What is needed:
Please transcribe the records precisely; pictures stay out of your copy.

Input material:
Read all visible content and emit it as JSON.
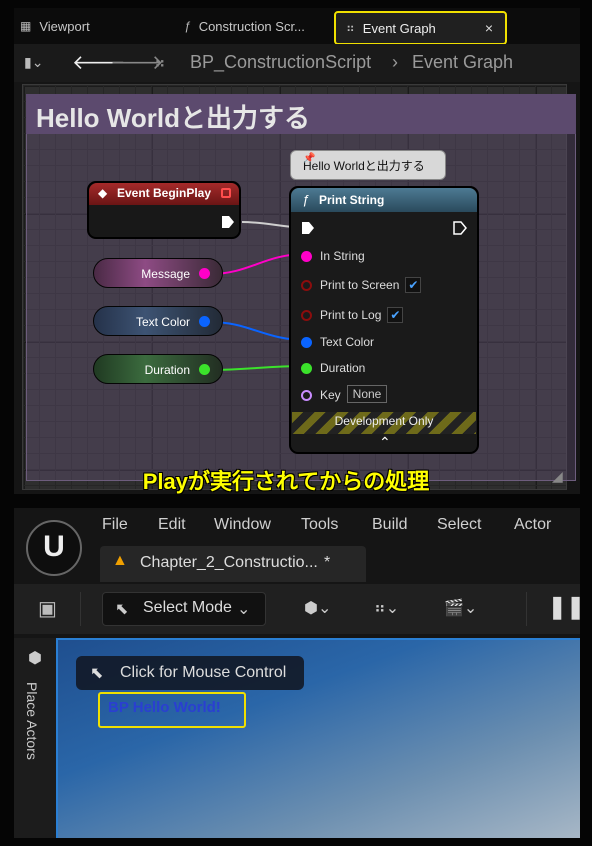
{
  "tabs": [
    {
      "label": "Viewport"
    },
    {
      "label": "Construction Scr..."
    },
    {
      "label": "Event Graph"
    }
  ],
  "toolbar": {
    "breadcrumb_blueprint": "BP_ConstructionScript",
    "breadcrumb_sep": "›",
    "breadcrumb_graph": "Event Graph"
  },
  "comment": {
    "title": "Hello Worldと出力する"
  },
  "event_node": {
    "title": "Event BeginPlay"
  },
  "variables": [
    {
      "label": "Message",
      "color": "#ff00c8"
    },
    {
      "label": "Text Color",
      "color": "#0a64ff"
    },
    {
      "label": "Duration",
      "color": "#3be22b"
    }
  ],
  "print_string": {
    "bubble": "Hello Worldと出力する",
    "title": "Print String",
    "pins": {
      "in_string": "In String",
      "print_to_screen": "Print to Screen",
      "print_to_log": "Print to Log",
      "text_color": "Text Color",
      "duration": "Duration",
      "key": "Key",
      "key_value": "None"
    },
    "footer": "Development Only"
  },
  "annotation": "Playが実行されてからの処理",
  "menu": [
    "File",
    "Edit",
    "Window",
    "Tools",
    "Build",
    "Select",
    "Actor"
  ],
  "level_tab": {
    "title": "Chapter_2_Constructio...",
    "modified": "*"
  },
  "select_mode": "Select Mode",
  "place_actors": "Place Actors",
  "viewport": {
    "click_mouse": "Click for Mouse Control",
    "output": "BP Hello World!"
  },
  "colors": {
    "highlight": "#f0e000",
    "exec": "#ffffff"
  }
}
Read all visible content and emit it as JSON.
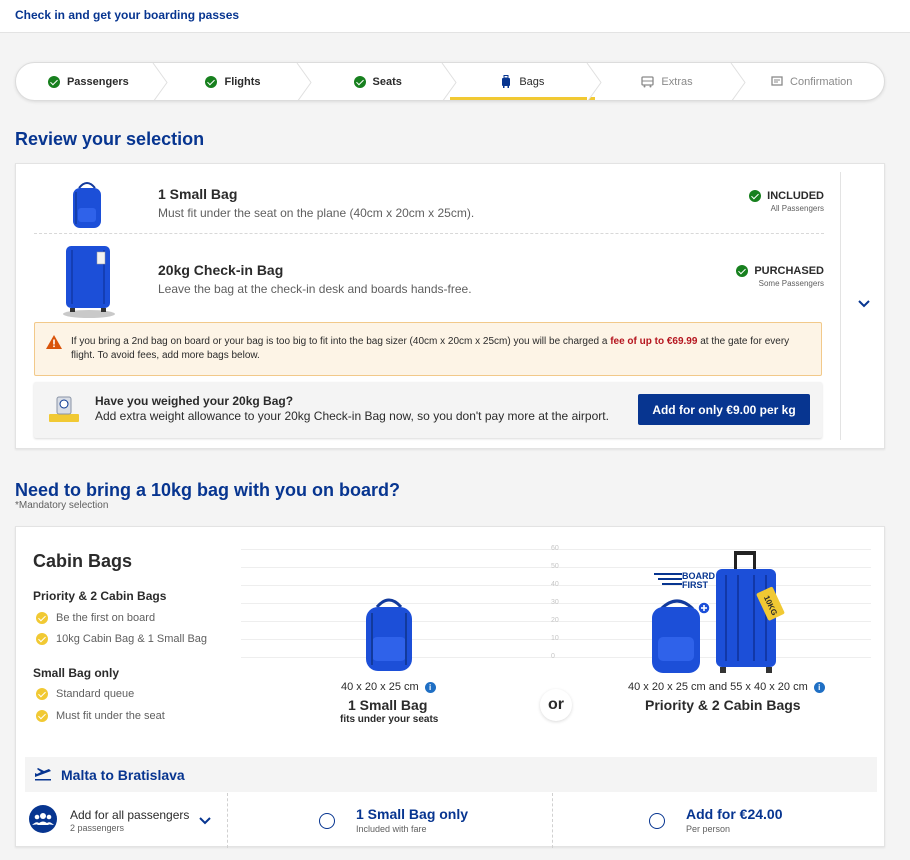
{
  "header": {
    "title": "Check in and get your boarding passes"
  },
  "steps": [
    {
      "label": "Passengers",
      "state": "done",
      "icon": "check-icon"
    },
    {
      "label": "Flights",
      "state": "done",
      "icon": "check-icon"
    },
    {
      "label": "Seats",
      "state": "done",
      "icon": "check-icon"
    },
    {
      "label": "Bags",
      "state": "active",
      "icon": "luggage-icon"
    },
    {
      "label": "Extras",
      "state": "inactive",
      "icon": "bus-icon"
    },
    {
      "label": "Confirmation",
      "state": "inactive",
      "icon": "document-icon"
    }
  ],
  "review": {
    "title": "Review your selection",
    "small_bag": {
      "name": "1 Small Bag",
      "desc": "Must fit under the seat on the plane (40cm x 20cm x 25cm).",
      "status": "INCLUDED",
      "status_sub": "All Passengers"
    },
    "checkin_bag": {
      "name": "20kg Check-in Bag",
      "desc": "Leave the bag at the check-in desk and boards hands-free.",
      "status": "PURCHASED",
      "status_sub": "Some Passengers"
    },
    "warning": {
      "before": "If you bring a 2nd bag on board or your bag is too big to fit into the bag sizer (40cm x 20cm x 25cm) you will be charged a ",
      "fee": "fee of up to €69.99",
      "after": " at the gate for every flight. To avoid fees, add more bags below."
    },
    "weigh": {
      "question": "Have you weighed your 20kg Bag?",
      "text": "Add extra weight allowance to your 20kg Check-in Bag now, so you don't pay more at the airport.",
      "button": "Add for only €9.00 per kg"
    }
  },
  "cabin": {
    "heading": "Need to bring a 10kg bag with you on board?",
    "mandatory": "*Mandatory selection",
    "title": "Cabin Bags",
    "priority": {
      "title": "Priority & 2 Cabin Bags",
      "bullets": [
        "Be the first on board",
        "10kg Cabin Bag & 1 Small Bag"
      ]
    },
    "small": {
      "title": "Small Bag only",
      "bullets": [
        "Standard queue",
        "Must fit under the seat"
      ]
    },
    "ticks": [
      "60",
      "50",
      "40",
      "30",
      "20",
      "10",
      "0"
    ],
    "left_option": {
      "dims": "40 x 20 x 25 cm",
      "name": "1 Small Bag",
      "note": "fits under your seats"
    },
    "or": "or",
    "right_option": {
      "dims": "40 x 20 x 25 cm and 55 x 40 x 20 cm",
      "name": "Priority & 2 Cabin Bags",
      "board_first": [
        "BOARD",
        "FIRST"
      ],
      "tag": "10KG"
    },
    "route": "Malta to Bratislava",
    "selection": {
      "all": "Add for all passengers",
      "all_sub": "2 passengers",
      "opt1": "1 Small Bag only",
      "opt1_sub": "Included with fare",
      "opt2": "Add for €24.00",
      "opt2_sub": "Per person"
    }
  },
  "colors": {
    "brand": "#073590",
    "accent": "#f1c933",
    "success": "#17801e",
    "warning_text": "#b5151f",
    "bag_blue": "#1c4fd8"
  }
}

Written solution:
Read all visible content and emit it as JSON.
{
  "tabs": [
    {
      "label": "Viewport"
    },
    {
      "label": "Construction Scr..."
    },
    {
      "label": "Event Graph"
    }
  ],
  "toolbar": {
    "breadcrumb_blueprint": "BP_ConstructionScript",
    "breadcrumb_sep": "›",
    "breadcrumb_graph": "Event Graph"
  },
  "comment": {
    "title": "Hello Worldと出力する"
  },
  "event_node": {
    "title": "Event BeginPlay"
  },
  "variables": [
    {
      "label": "Message",
      "color": "#ff00c8"
    },
    {
      "label": "Text Color",
      "color": "#0a64ff"
    },
    {
      "label": "Duration",
      "color": "#3be22b"
    }
  ],
  "print_string": {
    "bubble": "Hello Worldと出力する",
    "title": "Print String",
    "pins": {
      "in_string": "In String",
      "print_to_screen": "Print to Screen",
      "print_to_log": "Print to Log",
      "text_color": "Text Color",
      "duration": "Duration",
      "key": "Key",
      "key_value": "None"
    },
    "footer": "Development Only"
  },
  "annotation": "Playが実行されてからの処理",
  "menu": [
    "File",
    "Edit",
    "Window",
    "Tools",
    "Build",
    "Select",
    "Actor"
  ],
  "level_tab": {
    "title": "Chapter_2_Constructio...",
    "modified": "*"
  },
  "select_mode": "Select Mode",
  "place_actors": "Place Actors",
  "viewport": {
    "click_mouse": "Click for Mouse Control",
    "output": "BP Hello World!"
  },
  "colors": {
    "highlight": "#f0e000",
    "exec": "#ffffff"
  }
}
Read all visible content and emit it as JSON.
{
  "header": {
    "title": "Check in and get your boarding passes"
  },
  "steps": [
    {
      "label": "Passengers",
      "state": "done",
      "icon": "check-icon"
    },
    {
      "label": "Flights",
      "state": "done",
      "icon": "check-icon"
    },
    {
      "label": "Seats",
      "state": "done",
      "icon": "check-icon"
    },
    {
      "label": "Bags",
      "state": "active",
      "icon": "luggage-icon"
    },
    {
      "label": "Extras",
      "state": "inactive",
      "icon": "bus-icon"
    },
    {
      "label": "Confirmation",
      "state": "inactive",
      "icon": "document-icon"
    }
  ],
  "review": {
    "title": "Review your selection",
    "small_bag": {
      "name": "1 Small Bag",
      "desc": "Must fit under the seat on the plane (40cm x 20cm x 25cm).",
      "status": "INCLUDED",
      "status_sub": "All Passengers"
    },
    "checkin_bag": {
      "name": "20kg Check-in Bag",
      "desc": "Leave the bag at the check-in desk and boards hands-free.",
      "status": "PURCHASED",
      "status_sub": "Some Passengers"
    },
    "warning": {
      "before": "If you bring a 2nd bag on board or your bag is too big to fit into the bag sizer (40cm x 20cm x 25cm) you will be charged a ",
      "fee": "fee of up to €69.99",
      "after": " at the gate for every flight. To avoid fees, add more bags below."
    },
    "weigh": {
      "question": "Have you weighed your 20kg Bag?",
      "text": "Add extra weight allowance to your 20kg Check-in Bag now, so you don't pay more at the airport.",
      "button": "Add for only €9.00 per kg"
    }
  },
  "cabin": {
    "heading": "Need to bring a 10kg bag with you on board?",
    "mandatory": "*Mandatory selection",
    "title": "Cabin Bags",
    "priority": {
      "title": "Priority & 2 Cabin Bags",
      "bullets": [
        "Be the first on board",
        "10kg Cabin Bag & 1 Small Bag"
      ]
    },
    "small": {
      "title": "Small Bag only",
      "bullets": [
        "Standard queue",
        "Must fit under the seat"
      ]
    },
    "ticks": [
      "60",
      "50",
      "40",
      "30",
      "20",
      "10",
      "0"
    ],
    "left_option": {
      "dims": "40 x 20 x 25 cm",
      "name": "1 Small Bag",
      "note": "fits under your seats"
    },
    "or": "or",
    "right_option": {
      "dims": "40 x 20 x 25 cm and 55 x 40 x 20 cm",
      "name": "Priority & 2 Cabin Bags",
      "board_first": [
        "BOARD",
        "FIRST"
      ],
      "tag": "10KG"
    },
    "route": "Malta to Bratislava",
    "selection": {
      "all": "Add for all passengers",
      "all_sub": "2 passengers",
      "opt1": "1 Small Bag only",
      "opt1_sub": "Included with fare",
      "opt2": "Add for €24.00",
      "opt2_sub": "Per person"
    }
  },
  "colors": {
    "brand": "#073590",
    "accent": "#f1c933",
    "success": "#17801e",
    "warning_text": "#b5151f",
    "bag_blue": "#1c4fd8"
  }
}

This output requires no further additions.